(Written task): Reproduce the listing below word for word, with no pictures.

(Listed entries):
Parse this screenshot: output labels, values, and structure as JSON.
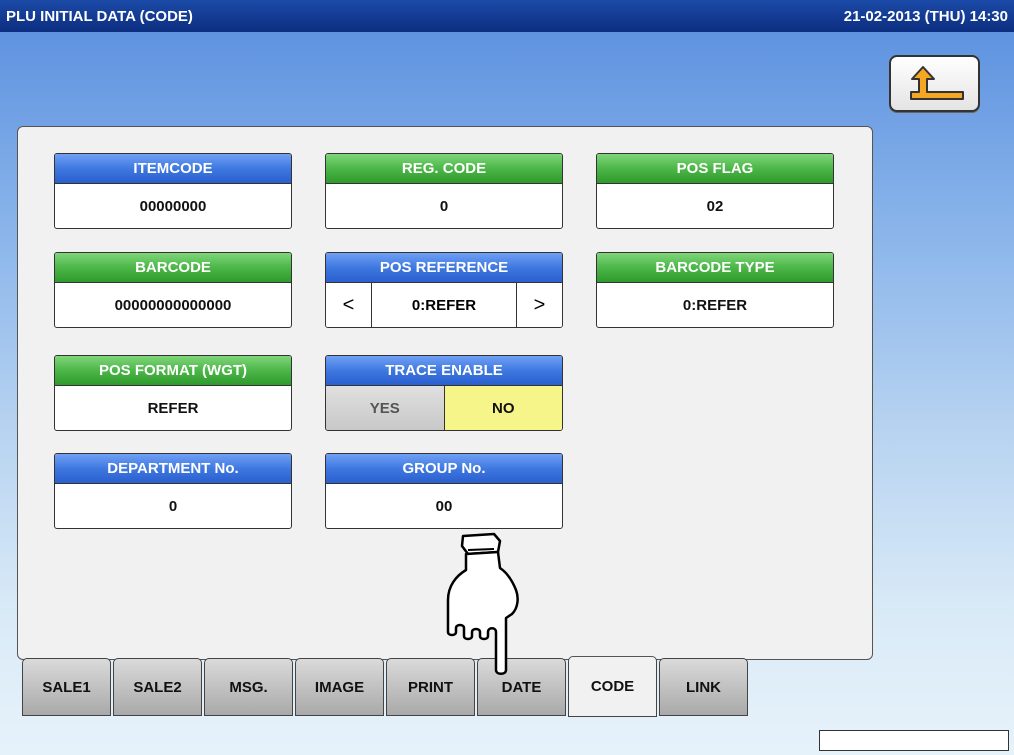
{
  "header": {
    "title": "PLU INITIAL DATA (CODE)",
    "datetime": "21-02-2013 (THU)  14:30"
  },
  "fields": {
    "itemcode": {
      "label": "ITEMCODE",
      "value": "00000000"
    },
    "reg_code": {
      "label": "REG. CODE",
      "value": "0"
    },
    "pos_flag": {
      "label": "POS FLAG",
      "value": "02"
    },
    "barcode": {
      "label": "BARCODE",
      "value": "00000000000000"
    },
    "pos_reference": {
      "label": "POS REFERENCE",
      "value": "0:REFER",
      "prev": "<",
      "next": ">"
    },
    "barcode_type": {
      "label": "BARCODE TYPE",
      "value": "0:REFER"
    },
    "pos_format": {
      "label": "POS FORMAT (WGT)",
      "value": "REFER"
    },
    "trace_enable": {
      "label": "TRACE ENABLE",
      "yes": "YES",
      "no": "NO",
      "selected": "NO"
    },
    "department": {
      "label": "DEPARTMENT No.",
      "value": "0"
    },
    "group": {
      "label": "GROUP No.",
      "value": "00"
    }
  },
  "tabs": [
    "SALE1",
    "SALE2",
    "MSG.",
    "IMAGE",
    "PRINT",
    "DATE",
    "CODE",
    "LINK"
  ],
  "active_tab": "CODE",
  "colors": {
    "title_bar": "#0c2e80",
    "header_blue": "#3f78e0",
    "header_green": "#4cb648",
    "selected_yellow": "#f5f58a"
  },
  "icons": {
    "back": "return-arrow-icon",
    "pointer": "pointing-hand-icon"
  }
}
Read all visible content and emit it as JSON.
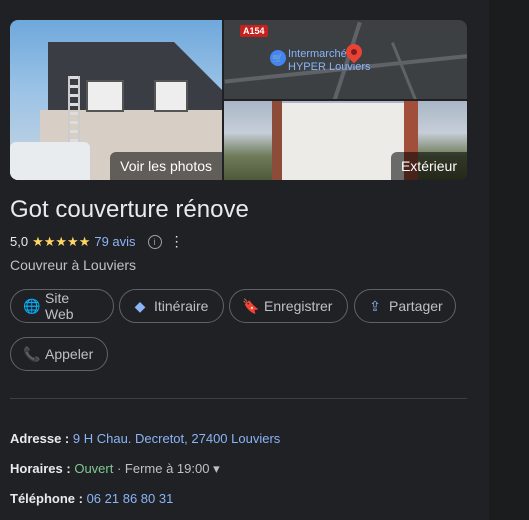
{
  "gallery": {
    "main_photo_label": "Voir les photos",
    "exterior_label": "Extérieur",
    "map": {
      "road_badge": "A154",
      "place_line1": "Intermarché",
      "place_line2": "HYPER Louviers"
    }
  },
  "business": {
    "name": "Got couverture rénove",
    "rating": "5,0",
    "stars": "★★★★★",
    "reviews": "79 avis",
    "category": "Couvreur à Louviers"
  },
  "actions": {
    "website": "Site Web",
    "directions": "Itinéraire",
    "save": "Enregistrer",
    "share": "Partager",
    "call": "Appeler"
  },
  "details": {
    "address_label": "Adresse :",
    "address_value": "9 H Chau. Decretot, 27400 Louviers",
    "hours_label": "Horaires :",
    "hours_status": "Ouvert",
    "hours_close": "· Ferme à 19:00",
    "phone_label": "Téléphone :",
    "phone_value": "06 21 86 80 31"
  },
  "colors": {
    "background": "#202124",
    "link": "#8ab4f8",
    "stars": "#fdd663",
    "open": "#81c995"
  }
}
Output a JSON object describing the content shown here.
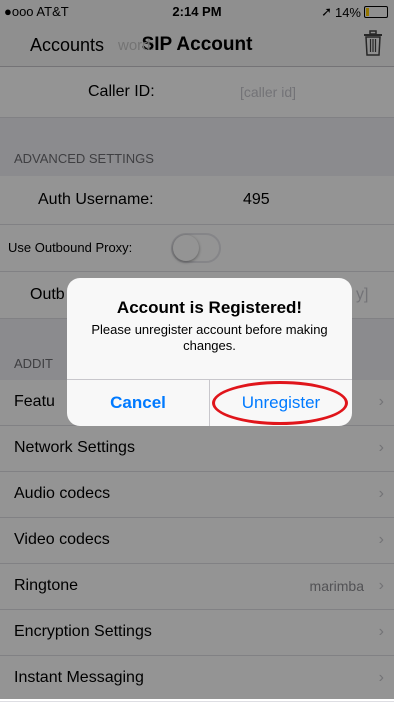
{
  "status_bar": {
    "carrier": "●ooo AT&T",
    "time": "2:14 PM",
    "battery": "14%",
    "battery_level": 0.14
  },
  "nav": {
    "back_label": "Accounts",
    "title": "SIP Account",
    "ghost_text": "word:",
    "trash_icon": "trash-icon"
  },
  "caller_id": {
    "label": "Caller ID:",
    "placeholder": "[caller id]"
  },
  "advanced_header": "ADVANCED SETTINGS",
  "auth_username": {
    "label": "Auth Username:",
    "value": "495"
  },
  "outbound_proxy": {
    "label": "Use Outbound Proxy:",
    "enabled": false
  },
  "outbound_row": {
    "label": "Outb",
    "value_fragment": "y]"
  },
  "additional_header": "ADDIT",
  "menu_items": [
    {
      "label": "Featu",
      "value": ""
    },
    {
      "label": "Network Settings",
      "value": ""
    },
    {
      "label": "Audio codecs",
      "value": ""
    },
    {
      "label": "Video codecs",
      "value": ""
    },
    {
      "label": "Ringtone",
      "value": "marimba"
    },
    {
      "label": "Encryption Settings",
      "value": ""
    },
    {
      "label": "Instant Messaging",
      "value": ""
    }
  ],
  "alert": {
    "title": "Account is Registered!",
    "message": "Please unregister account before making changes.",
    "cancel_label": "Cancel",
    "unregister_label": "Unregister"
  },
  "colors": {
    "accent": "#007aff",
    "highlight": "#e0151b"
  }
}
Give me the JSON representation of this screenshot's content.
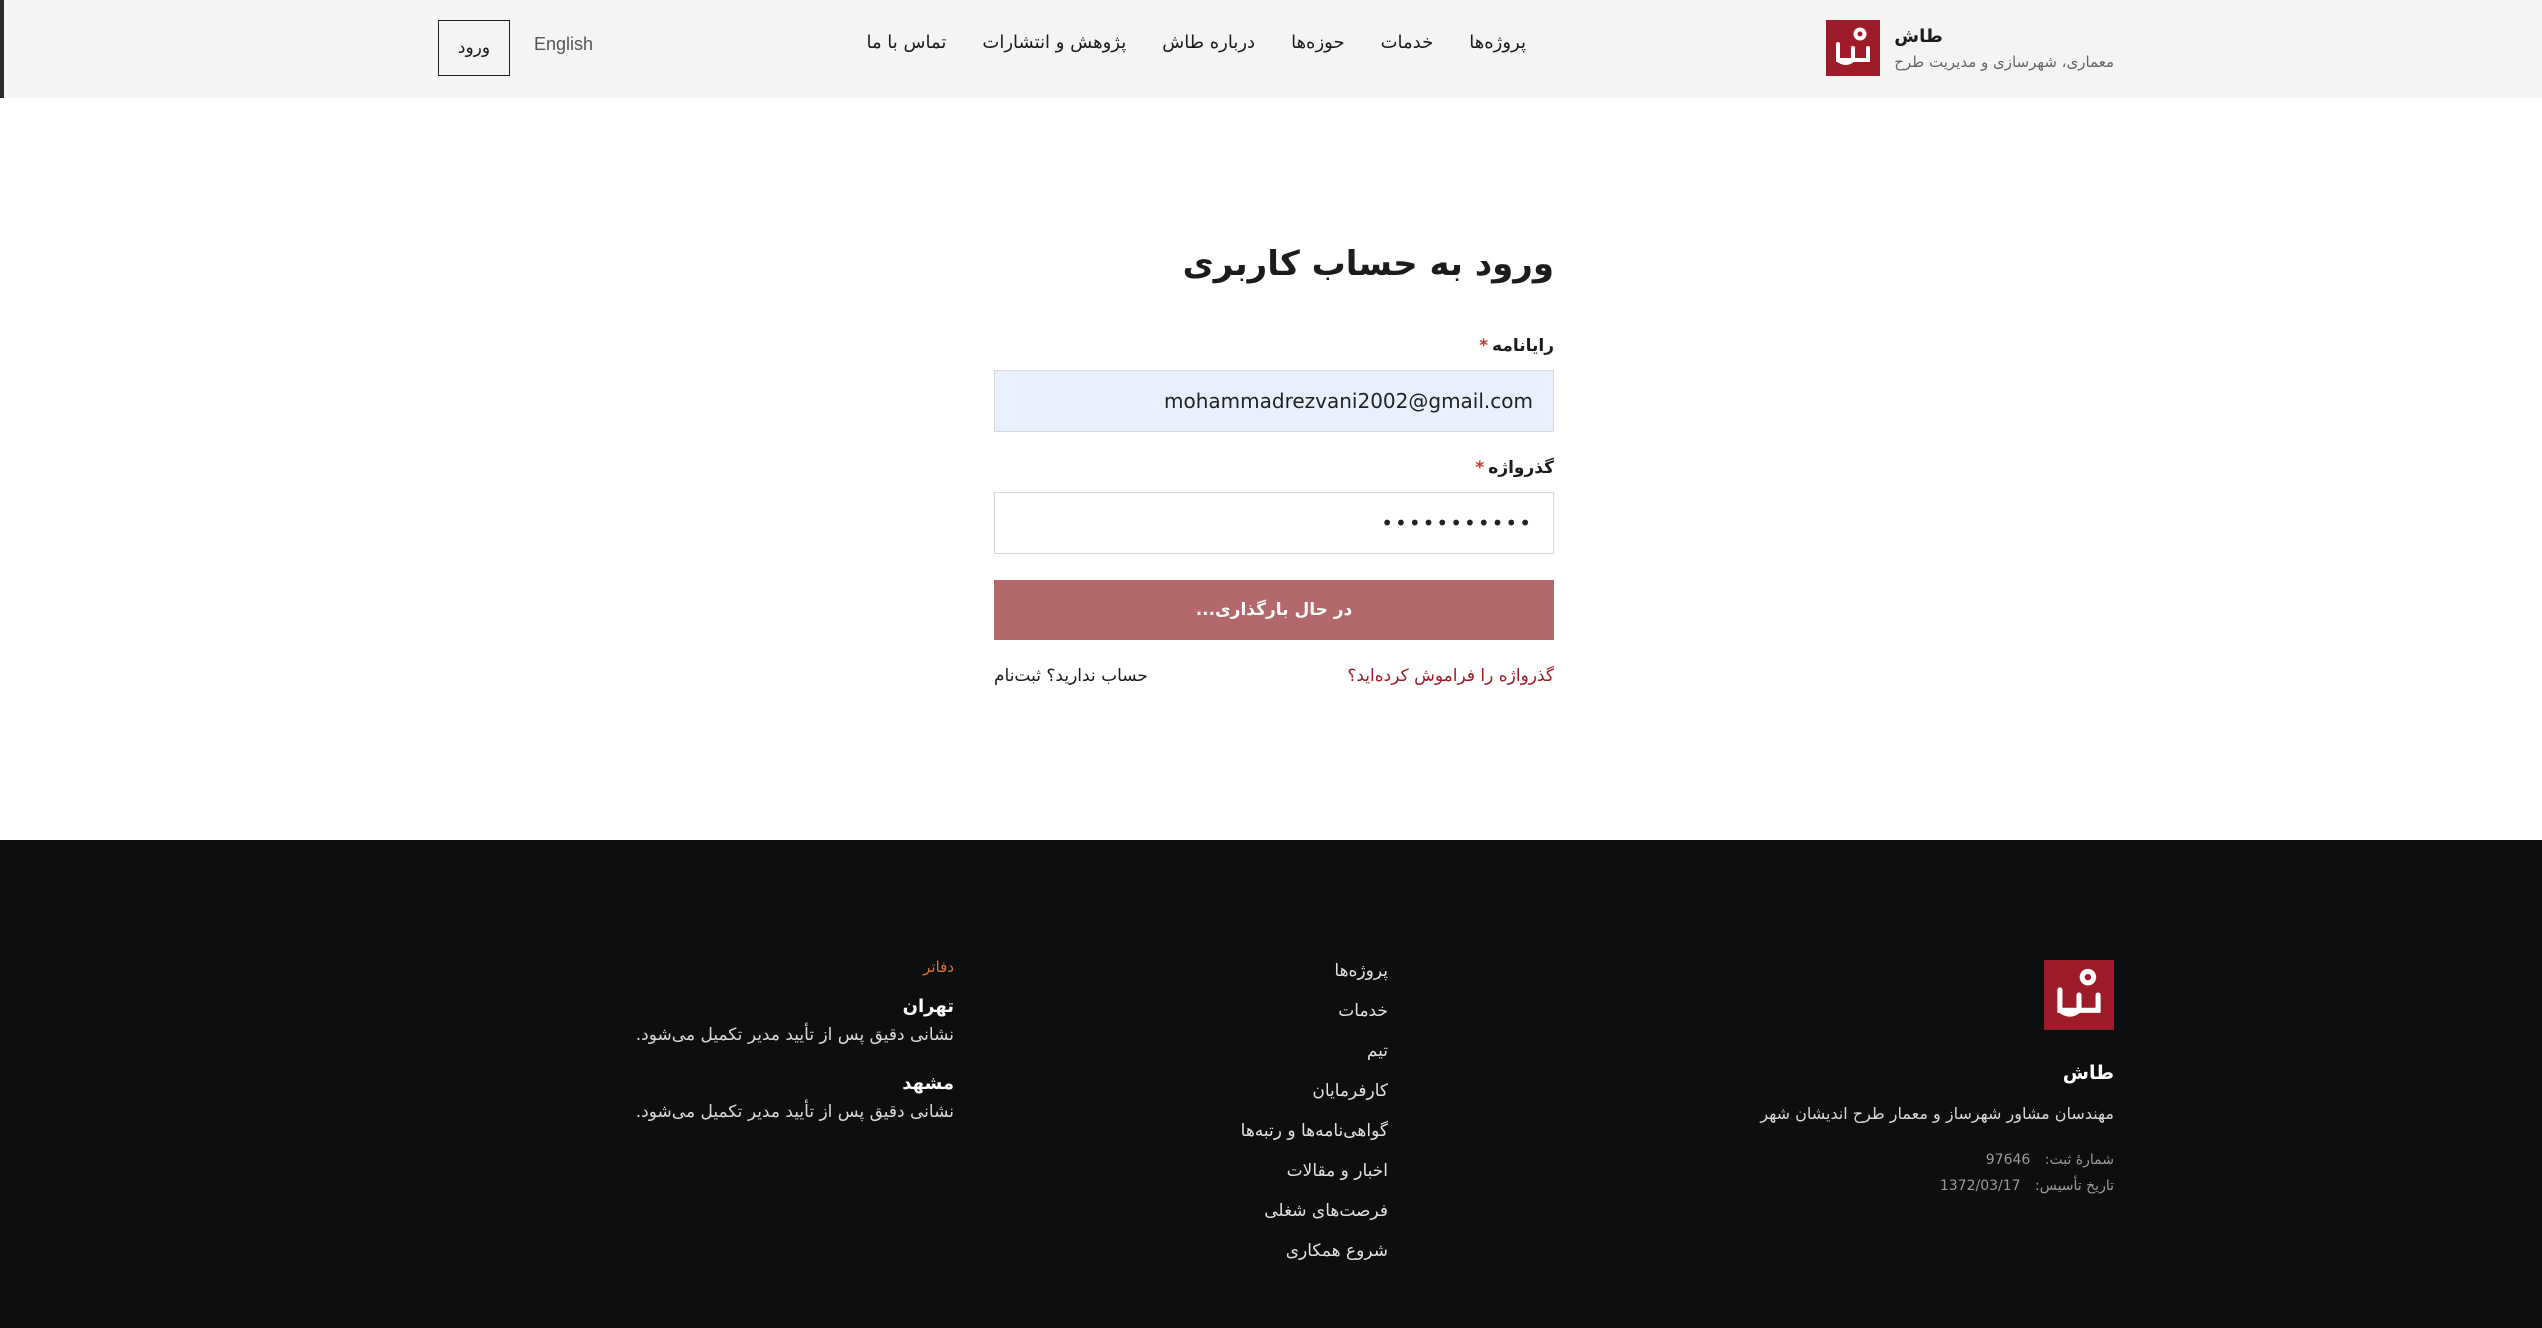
{
  "header": {
    "brand_name": "طاش",
    "brand_tagline": "معماری، شهرسازی و مدیریت طرح",
    "nav": [
      "پروژه‌ها",
      "خدمات",
      "حوزه‌ها",
      "درباره طاش",
      "پژوهش و انتشارات",
      "تماس با ما"
    ],
    "language_link": "English",
    "login_button": "ورود"
  },
  "form": {
    "title": "ورود به حساب کاربری",
    "email_label": "رایانامه",
    "email_value": "mohammadrezvani2002@gmail.com",
    "password_label": "گذرواژه",
    "password_value": "•••••••••••",
    "required_mark": "*",
    "submit_label": "در حال بارگذاری...",
    "forgot_link": "گذرواژه را فراموش کرده‌اید؟",
    "signup_link": "حساب ندارید؟ ثبت‌نام"
  },
  "footer": {
    "brand_name": "طاش",
    "brand_description": "مهندسان مشاور شهرساز و معمار طرح اندیشان شهر",
    "registration_label": "شمارهٔ ثبت:",
    "registration_number": "97646",
    "founded_label": "تاریخ تأسیس:",
    "founded_date": "1372/03/17",
    "links": [
      "پروژه‌ها",
      "خدمات",
      "تیم",
      "کارفرمایان",
      "گواهی‌نامه‌ها و رتبه‌ها",
      "اخبار و مقالات",
      "فرصت‌های شغلی",
      "شروع همکاری"
    ],
    "offices_title": "دفاتر",
    "offices": [
      {
        "city": "تهران",
        "address": "نشانی دقیق پس از تأیید مدیر تکمیل می‌شود."
      },
      {
        "city": "مشهد",
        "address": "نشانی دقیق پس از تأیید مدیر تکمیل می‌شود."
      }
    ]
  },
  "colors": {
    "brand": "#9e1c2a",
    "header_bg": "#f5f4f2",
    "email_input_bg": "#e8f0fd",
    "submit_bg": "#b3696c",
    "footer_bg": "#0d0e10",
    "offices_title": "#e0712e"
  },
  "icons": {
    "logo": "tash-logo"
  }
}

(Solution to this problem):
Parse this screenshot: output labels, values, and structure as JSON.
{
  "header": {
    "title": "PLU INITIAL DATA (CODE)",
    "datetime": "21-02-2013 (THU)  14:30"
  },
  "fields": {
    "itemcode": {
      "label": "ITEMCODE",
      "value": "00000000"
    },
    "reg_code": {
      "label": "REG. CODE",
      "value": "0"
    },
    "pos_flag": {
      "label": "POS FLAG",
      "value": "02"
    },
    "barcode": {
      "label": "BARCODE",
      "value": "00000000000000"
    },
    "pos_reference": {
      "label": "POS REFERENCE",
      "value": "0:REFER",
      "prev": "<",
      "next": ">"
    },
    "barcode_type": {
      "label": "BARCODE TYPE",
      "value": "0:REFER"
    },
    "pos_format": {
      "label": "POS FORMAT (WGT)",
      "value": "REFER"
    },
    "trace_enable": {
      "label": "TRACE ENABLE",
      "yes": "YES",
      "no": "NO",
      "selected": "NO"
    },
    "department": {
      "label": "DEPARTMENT No.",
      "value": "0"
    },
    "group": {
      "label": "GROUP No.",
      "value": "00"
    }
  },
  "tabs": [
    "SALE1",
    "SALE2",
    "MSG.",
    "IMAGE",
    "PRINT",
    "DATE",
    "CODE",
    "LINK"
  ],
  "active_tab": "CODE",
  "colors": {
    "title_bar": "#0c2e80",
    "header_blue": "#3f78e0",
    "header_green": "#4cb648",
    "selected_yellow": "#f5f58a"
  },
  "icons": {
    "back": "return-arrow-icon",
    "pointer": "pointing-hand-icon"
  }
}
Read all visible content and emit it as JSON.
{
  "gallery": {
    "main_photo_label": "Voir les photos",
    "exterior_label": "Extérieur",
    "map": {
      "road_badge": "A154",
      "place_line1": "Intermarché",
      "place_line2": "HYPER Louviers"
    }
  },
  "business": {
    "name": "Got couverture rénove",
    "rating": "5,0",
    "stars": "★★★★★",
    "reviews": "79 avis",
    "category": "Couvreur à Louviers"
  },
  "actions": {
    "website": "Site Web",
    "directions": "Itinéraire",
    "save": "Enregistrer",
    "share": "Partager",
    "call": "Appeler"
  },
  "details": {
    "address_label": "Adresse :",
    "address_value": "9 H Chau. Decretot, 27400 Louviers",
    "hours_label": "Horaires :",
    "hours_status": "Ouvert",
    "hours_close": "· Ferme à 19:00",
    "phone_label": "Téléphone :",
    "phone_value": "06 21 86 80 31"
  },
  "colors": {
    "background": "#202124",
    "link": "#8ab4f8",
    "stars": "#fdd663",
    "open": "#81c995"
  }
}
Output a JSON object describing the content shown here.
{
  "status_bar": {
    "carrier": "●ooo AT&T",
    "time": "2:14 PM",
    "battery": "14%",
    "battery_level": 0.14
  },
  "nav": {
    "back_label": "Accounts",
    "title": "SIP Account",
    "ghost_text": "word:",
    "trash_icon": "trash-icon"
  },
  "caller_id": {
    "label": "Caller ID:",
    "placeholder": "[caller id]"
  },
  "advanced_header": "ADVANCED SETTINGS",
  "auth_username": {
    "label": "Auth Username:",
    "value": "495"
  },
  "outbound_proxy": {
    "label": "Use Outbound Proxy:",
    "enabled": false
  },
  "outbound_row": {
    "label": "Outb",
    "value_fragment": "y]"
  },
  "additional_header": "ADDIT",
  "menu_items": [
    {
      "label": "Featu",
      "value": ""
    },
    {
      "label": "Network Settings",
      "value": ""
    },
    {
      "label": "Audio codecs",
      "value": ""
    },
    {
      "label": "Video codecs",
      "value": ""
    },
    {
      "label": "Ringtone",
      "value": "marimba"
    },
    {
      "label": "Encryption Settings",
      "value": ""
    },
    {
      "label": "Instant Messaging",
      "value": ""
    }
  ],
  "alert": {
    "title": "Account is Registered!",
    "message": "Please unregister account before making changes.",
    "cancel_label": "Cancel",
    "unregister_label": "Unregister"
  },
  "colors": {
    "accent": "#007aff",
    "highlight": "#e0151b"
  }
}
Give me the JSON representation of this screenshot's content.
{
  "header": {
    "brand_name": "طاش",
    "brand_tagline": "معماری، شهرسازی و مدیریت طرح",
    "nav": [
      "پروژه‌ها",
      "خدمات",
      "حوزه‌ها",
      "درباره طاش",
      "پژوهش و انتشارات",
      "تماس با ما"
    ],
    "language_link": "English",
    "login_button": "ورود"
  },
  "form": {
    "title": "ورود به حساب کاربری",
    "email_label": "رایانامه",
    "email_value": "mohammadrezvani2002@gmail.com",
    "password_label": "گذرواژه",
    "password_value": "•••••••••••",
    "required_mark": "*",
    "submit_label": "در حال بارگذاری...",
    "forgot_link": "گذرواژه را فراموش کرده‌اید؟",
    "signup_link": "حساب ندارید؟ ثبت‌نام"
  },
  "footer": {
    "brand_name": "طاش",
    "brand_description": "مهندسان مشاور شهرساز و معمار طرح اندیشان شهر",
    "registration_label": "شمارهٔ ثبت:",
    "registration_number": "97646",
    "founded_label": "تاریخ تأسیس:",
    "founded_date": "1372/03/17",
    "links": [
      "پروژه‌ها",
      "خدمات",
      "تیم",
      "کارفرمایان",
      "گواهی‌نامه‌ها و رتبه‌ها",
      "اخبار و مقالات",
      "فرصت‌های شغلی",
      "شروع همکاری"
    ],
    "offices_title": "دفاتر",
    "offices": [
      {
        "city": "تهران",
        "address": "نشانی دقیق پس از تأیید مدیر تکمیل می‌شود."
      },
      {
        "city": "مشهد",
        "address": "نشانی دقیق پس از تأیید مدیر تکمیل می‌شود."
      }
    ]
  },
  "colors": {
    "brand": "#9e1c2a",
    "header_bg": "#f5f4f2",
    "email_input_bg": "#e8f0fd",
    "submit_bg": "#b3696c",
    "footer_bg": "#0d0e10",
    "offices_title": "#e0712e"
  },
  "icons": {
    "logo": "tash-logo"
  }
}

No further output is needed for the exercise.